[Start of Dataset entries]
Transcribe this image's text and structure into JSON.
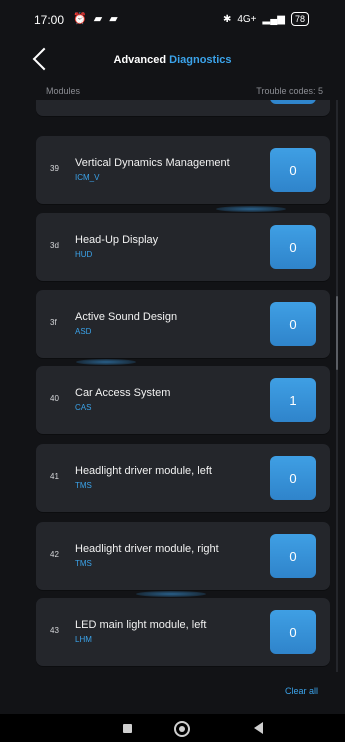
{
  "status_bar": {
    "time": "17:00",
    "left_icons": "⏰ ▰ ▰",
    "network": "4G+",
    "battery": "78"
  },
  "header": {
    "title_part1": "Advanced",
    "title_part2": "Diagnostics"
  },
  "subheader": {
    "modules_label": "Modules",
    "trouble_codes": "Trouble codes: 5"
  },
  "modules": [
    {
      "code": "39",
      "name": "Vertical Dynamics Management",
      "abbr": "ICM_V",
      "count": "0"
    },
    {
      "code": "3d",
      "name": "Head-Up Display",
      "abbr": "HUD",
      "count": "0"
    },
    {
      "code": "3f",
      "name": "Active Sound Design",
      "abbr": "ASD",
      "count": "0"
    },
    {
      "code": "40",
      "name": "Car Access System",
      "abbr": "CAS",
      "count": "1"
    },
    {
      "code": "41",
      "name": "Headlight driver module, left",
      "abbr": "TMS",
      "count": "0"
    },
    {
      "code": "42",
      "name": "Headlight driver module, right",
      "abbr": "TMS",
      "count": "0"
    },
    {
      "code": "43",
      "name": "LED main light module, left",
      "abbr": "LHM",
      "count": "0"
    }
  ],
  "footer": {
    "clear_all": "Clear all"
  },
  "colors": {
    "accent": "#3ba3ea",
    "card": "#24262b",
    "background": "#121316"
  }
}
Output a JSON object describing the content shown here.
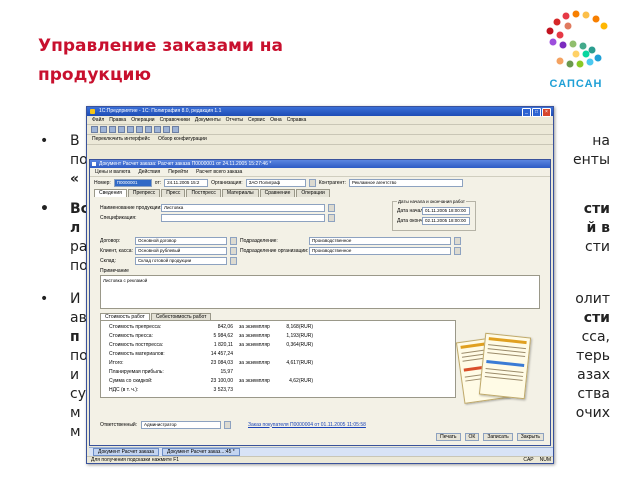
{
  "slide": {
    "title_line1": "Управление заказами на",
    "title_line2": "продукцию",
    "logo_text": "САПСАН",
    "bullet1": {
      "l1_left": "В",
      "l1_right": "на",
      "l2_left": "по",
      "l2_right": "енты",
      "l3_left": "«"
    },
    "bullet2": {
      "l1_left": "Вс",
      "l1_right": "сти",
      "l2_left": "л",
      "l2_right": "й в",
      "l3_left": "ра",
      "l3_right": "сти",
      "l4_left": "по"
    },
    "bullet3": {
      "l1_left": "И",
      "l1_right": "олит",
      "l2_left": "ав",
      "l2_right": "сти",
      "l3_left": "п",
      "l3_right": "сса,",
      "l4_left": "по",
      "l4_right": "терь",
      "l5_left": "и",
      "l5_right": "азах",
      "l6_left": "су",
      "l6_right": "ства",
      "l7_left": "м",
      "l7_right": "очих",
      "l8_left": "м"
    }
  },
  "app": {
    "title": "1С:Предприятие - 1С: Полиграфия 8.0, редакция 1.1",
    "menu": [
      "Файл",
      "Правка",
      "Операции",
      "Справочники",
      "Документы",
      "Отчеты",
      "Сервис",
      "Окна",
      "Справка"
    ],
    "toolbar2": [
      "Переключить интерфейс",
      "Обзор конфигурации"
    ],
    "doc": {
      "title": "Документ Расчет заказа: Расчет заказа П0000001 от 24.11.2005 15:27:46 *",
      "actions": [
        "Цены и валюта",
        "Действия",
        "Перейти",
        "Расчет всего заказа"
      ],
      "number_label": "Номер:",
      "number_value": "П0000001",
      "date_label": "от:",
      "date_value": "24.11.2005 15:2",
      "org_label": "Организация:",
      "org_value": "ЗАО Полиграф",
      "contractor_label": "Контрагент:",
      "contractor_value": "Рекламное агентство",
      "tabs": [
        "Сведения",
        "Препресс",
        "Пресс",
        "Постпресс",
        "Материалы",
        "Сравнение",
        "Операции"
      ],
      "product_label": "Наименование продукции:",
      "product_value": "Листовка",
      "spec_label": "Спецификация:",
      "dates_group": "Даты начала и окончания работ",
      "start_label": "Дата начала:",
      "start_value": "01.11.2005 18:00:00",
      "end_label": "Дата оконч.:",
      "end_value": "02.11.2005 18:00:00",
      "contract_label": "Договор:",
      "contract_value": "Основной договор",
      "subdivision_label": "Подразделение:",
      "subdivision_value": "Производственное",
      "cashier_label": "Клиент, касса:",
      "cashier_value": "Основной рублевый",
      "sub_org_label": "Подразделение организации:",
      "sub_org_value": "Производственное",
      "warehouse_label": "Склад:",
      "warehouse_value": "Склад готовой продукции",
      "note_label": "Примечание",
      "note_value": "Листовка с рекламой",
      "cost_tabs": [
        "Стоимость работ",
        "Себестоимость работ"
      ],
      "cost_rows": [
        {
          "label": "Стоимость препресса:",
          "value": "842,06",
          "unit": "за экземпляр",
          "per": "8,168(RUR)"
        },
        {
          "label": "Стоимость пресса:",
          "value": "5 984,62",
          "unit": "за экземпляр",
          "per": "1,193(RUR)"
        },
        {
          "label": "Стоимость постпресса:",
          "value": "1 820,11",
          "unit": "за экземпляр",
          "per": "0,364(RUR)"
        },
        {
          "label": "Стоимость материалов:",
          "value": "14 457,24",
          "unit": "",
          "per": ""
        },
        {
          "label": "Итого:",
          "value": "23 084,03",
          "unit": "за экземпляр",
          "per": "4,617(RUR)"
        },
        {
          "label": "Планируемая прибыль:",
          "value": "15,97",
          "unit": "",
          "per": ""
        },
        {
          "label": "Сумма со скидкой:",
          "value": "23 100,00",
          "unit": "за экземпляр",
          "per": "4,62(RUR)"
        },
        {
          "label": "НДС (в т. ч.):",
          "value": "3 523,73",
          "unit": "",
          "per": ""
        }
      ],
      "responsible_label": "Ответственный:",
      "responsible_value": "Администратор",
      "link_text": "Заказ покупателя П0000004 от 01.11.2005 11:05:58",
      "buttons": [
        "Печать",
        "ОК",
        "Записать",
        "Закрыть"
      ]
    },
    "taskbar": [
      "Документ Расчет заказа",
      "Документ Расчет заказ...:45 *"
    ],
    "status_text": "Для получения подсказки нажмите F1",
    "status_right": [
      "CAP",
      "NUM"
    ]
  },
  "colors": {
    "title": "#c8102e",
    "logo": "#1fa0d6",
    "accent": "#3169c6"
  }
}
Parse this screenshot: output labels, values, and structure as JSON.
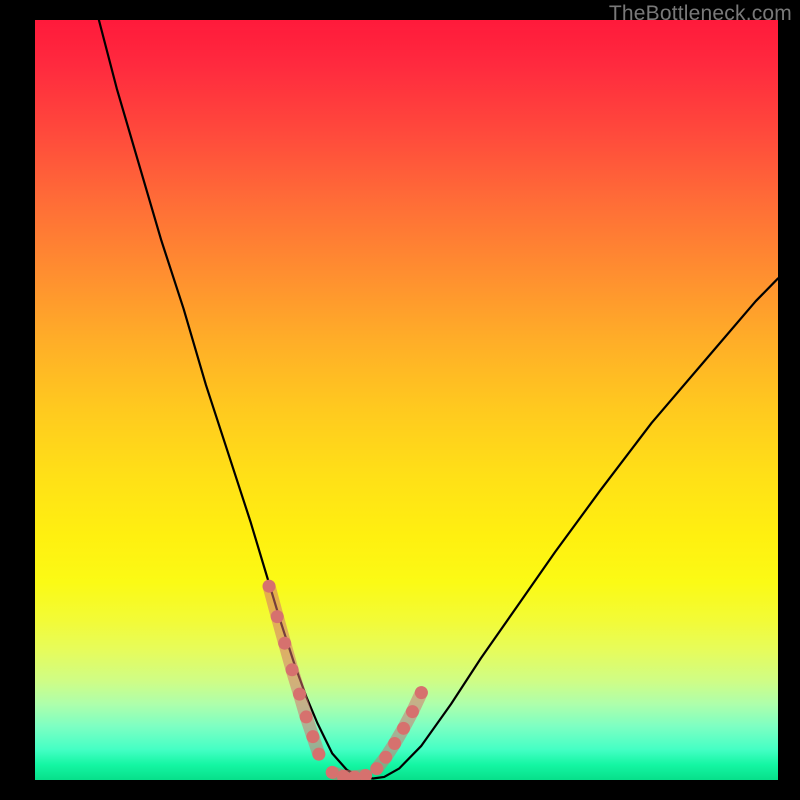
{
  "watermark": "TheBottleneck.com",
  "chart_data": {
    "type": "line",
    "title": "",
    "xlabel": "",
    "ylabel": "",
    "xlim": [
      0,
      100
    ],
    "ylim": [
      0,
      100
    ],
    "grid": false,
    "series": [
      {
        "name": "bottleneck-curve",
        "x": [
          8.6,
          11,
          14,
          17,
          20,
          23,
          26,
          29,
          31,
          33,
          35,
          36.5,
          38,
          40,
          42,
          44,
          45.5,
          47,
          49,
          52,
          56,
          60,
          65,
          70,
          76,
          83,
          90,
          97,
          100
        ],
        "y": [
          100,
          91,
          81,
          71,
          62,
          52,
          43,
          34,
          27.5,
          21,
          15,
          11,
          7.5,
          3.5,
          1.3,
          0.4,
          0.2,
          0.4,
          1.5,
          4.5,
          10,
          16,
          23,
          30,
          38,
          47,
          55,
          63,
          66
        ],
        "color": "#000000",
        "stroke_width": 2.2
      },
      {
        "name": "marker-left-segment",
        "x": [
          31.5,
          32.6,
          33.6,
          34.6,
          35.6,
          36.5,
          37.4,
          38.2
        ],
        "y": [
          25.5,
          21.5,
          18.0,
          14.5,
          11.3,
          8.3,
          5.7,
          3.4
        ],
        "color": "#d6716e",
        "stroke_width": 13,
        "style": "dotted"
      },
      {
        "name": "marker-bottom-segment",
        "x": [
          40.0,
          41.5,
          43.0,
          44.5
        ],
        "y": [
          1.0,
          0.5,
          0.4,
          0.6
        ],
        "color": "#d6716e",
        "stroke_width": 13,
        "style": "dotted"
      },
      {
        "name": "marker-right-segment",
        "x": [
          46.0,
          47.2,
          48.4,
          49.6,
          50.8,
          52.0
        ],
        "y": [
          1.5,
          3.0,
          4.8,
          6.8,
          9.0,
          11.5
        ],
        "color": "#d6716e",
        "stroke_width": 13,
        "style": "dotted"
      }
    ]
  }
}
[End of Dataset entries]
What to work on.
Search the entries for the string "Основной" and collect each line that has it.

Answer to this task.
      "contract_value": "Основной договор",
      "cashier_value": "Основной рублевый",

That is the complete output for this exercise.